--- START ---

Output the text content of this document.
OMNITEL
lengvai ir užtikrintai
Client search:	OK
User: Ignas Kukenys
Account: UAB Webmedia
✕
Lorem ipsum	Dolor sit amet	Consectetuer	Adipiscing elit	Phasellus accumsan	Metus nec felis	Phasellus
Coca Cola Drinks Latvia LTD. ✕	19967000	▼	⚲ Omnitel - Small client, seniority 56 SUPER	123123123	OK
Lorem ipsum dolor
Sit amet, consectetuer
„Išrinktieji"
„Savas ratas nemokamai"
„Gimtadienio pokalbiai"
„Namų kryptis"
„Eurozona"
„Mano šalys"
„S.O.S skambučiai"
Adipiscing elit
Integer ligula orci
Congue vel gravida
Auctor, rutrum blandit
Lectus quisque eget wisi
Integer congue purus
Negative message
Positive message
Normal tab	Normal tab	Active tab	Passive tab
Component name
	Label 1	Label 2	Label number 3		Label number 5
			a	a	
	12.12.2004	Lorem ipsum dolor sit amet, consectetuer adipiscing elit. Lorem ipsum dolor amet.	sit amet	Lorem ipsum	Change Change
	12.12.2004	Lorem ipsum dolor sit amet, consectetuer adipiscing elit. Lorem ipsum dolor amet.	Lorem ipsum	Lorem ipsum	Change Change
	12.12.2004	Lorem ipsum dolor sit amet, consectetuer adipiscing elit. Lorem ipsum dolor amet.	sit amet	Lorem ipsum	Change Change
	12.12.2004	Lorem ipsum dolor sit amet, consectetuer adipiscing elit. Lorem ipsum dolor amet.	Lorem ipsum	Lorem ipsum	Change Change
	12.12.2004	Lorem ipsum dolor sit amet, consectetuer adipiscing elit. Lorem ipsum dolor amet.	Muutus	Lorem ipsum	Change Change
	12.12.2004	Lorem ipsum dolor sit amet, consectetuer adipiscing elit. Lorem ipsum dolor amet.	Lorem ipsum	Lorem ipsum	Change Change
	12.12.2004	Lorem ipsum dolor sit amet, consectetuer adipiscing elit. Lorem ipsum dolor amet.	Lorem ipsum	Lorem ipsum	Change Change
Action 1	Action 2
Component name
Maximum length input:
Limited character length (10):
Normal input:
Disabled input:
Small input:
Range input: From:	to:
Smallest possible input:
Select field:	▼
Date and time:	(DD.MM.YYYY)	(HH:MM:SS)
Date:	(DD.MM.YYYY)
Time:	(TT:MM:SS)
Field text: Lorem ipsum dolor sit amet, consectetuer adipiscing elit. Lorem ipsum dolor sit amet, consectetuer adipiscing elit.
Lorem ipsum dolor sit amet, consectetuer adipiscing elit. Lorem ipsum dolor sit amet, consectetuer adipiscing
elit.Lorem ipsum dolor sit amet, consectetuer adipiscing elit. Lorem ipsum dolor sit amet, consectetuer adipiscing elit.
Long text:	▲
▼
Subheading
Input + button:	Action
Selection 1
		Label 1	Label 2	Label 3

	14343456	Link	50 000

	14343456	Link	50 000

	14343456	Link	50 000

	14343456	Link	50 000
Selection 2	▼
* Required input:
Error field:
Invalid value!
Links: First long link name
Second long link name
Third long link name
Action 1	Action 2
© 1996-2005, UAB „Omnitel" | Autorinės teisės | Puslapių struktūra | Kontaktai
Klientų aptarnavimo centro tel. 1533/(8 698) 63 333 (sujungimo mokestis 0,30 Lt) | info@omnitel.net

--- END ---

# WHAT THE TASK REQUIRES
Extract the full listing above without altering anything.

# COMPLETE RESPONSE
Output the text content of this document.
OMNITEL
lengvai ir užtikrintai
Client search:	OK
User: Ignas Kukenys
Account: UAB Webmedia
✕
Lorem ipsum	Dolor sit amet	Consectetuer	Adipiscing elit	Phasellus accumsan	Metus nec felis	Phasellus
Coca Cola Drinks Latvia LTD. ✕	19967000	▼	⚲ Omnitel - Small client, seniority 56 SUPER	123123123	OK
Lorem ipsum dolor
Sit amet, consectetuer
„Išrinktieji"
„Savas ratas nemokamai"
„Gimtadienio pokalbiai"
„Namų kryptis"
„Eurozona"
„Mano šalys"
„S.O.S skambučiai"
Adipiscing elit
Integer ligula orci
Congue vel gravida
Auctor, rutrum blandit
Lectus quisque eget wisi
Integer congue purus
Negative message
Positive message
Normal tab	Normal tab	Active tab	Passive tab
Component name
	Label 1	Label 2	Label number 3		Label number 5
			a	a	
	12.12.2004	Lorem ipsum dolor sit amet, consectetuer adipiscing elit. Lorem ipsum dolor amet.	sit amet	Lorem ipsum	Change Change
	12.12.2004	Lorem ipsum dolor sit amet, consectetuer adipiscing elit. Lorem ipsum dolor amet.	Lorem ipsum	Lorem ipsum	Change Change
	12.12.2004	Lorem ipsum dolor sit amet, consectetuer adipiscing elit. Lorem ipsum dolor amet.	sit amet	Lorem ipsum	Change Change
	12.12.2004	Lorem ipsum dolor sit amet, consectetuer adipiscing elit. Lorem ipsum dolor amet.	Lorem ipsum	Lorem ipsum	Change Change
	12.12.2004	Lorem ipsum dolor sit amet, consectetuer adipiscing elit. Lorem ipsum dolor amet.	Muutus	Lorem ipsum	Change Change
	12.12.2004	Lorem ipsum dolor sit amet, consectetuer adipiscing elit. Lorem ipsum dolor amet.	Lorem ipsum	Lorem ipsum	Change Change
	12.12.2004	Lorem ipsum dolor sit amet, consectetuer adipiscing elit. Lorem ipsum dolor amet.	Lorem ipsum	Lorem ipsum	Change Change
Action 1	Action 2
Component name
Maximum length input:
Limited character length (10):
Normal input:
Disabled input:
Small input:
Range input: From:	to:
Smallest possible input:
Select field:	▼
Date and time:	(DD.MM.YYYY)	(HH:MM:SS)
Date:	(DD.MM.YYYY)
Time:	(TT:MM:SS)
Field text: Lorem ipsum dolor sit amet, consectetuer adipiscing elit. Lorem ipsum dolor sit amet, consectetuer adipiscing elit.
Lorem ipsum dolor sit amet, consectetuer adipiscing elit. Lorem ipsum dolor sit amet, consectetuer adipiscing
elit.Lorem ipsum dolor sit amet, consectetuer adipiscing elit. Lorem ipsum dolor sit amet, consectetuer adipiscing elit.
Long text:	▲
▼
Subheading
Input + button:	Action
Selection 1
		Label 1	Label 2	Label 3

	14343456	Link	50 000

	14343456	Link	50 000

	14343456	Link	50 000

	14343456	Link	50 000
Selection 2	▼
* Required input:
Error field:
Invalid value!
Links: First long link name
Second long link name
Third long link name
Action 1	Action 2
© 1996-2005, UAB „Omnitel" | Autorinės teisės | Puslapių struktūra | Kontaktai
Klientų aptarnavimo centro tel. 1533/(8 698) 63 333 (sujungimo mokestis 0,30 Lt) | info@omnitel.net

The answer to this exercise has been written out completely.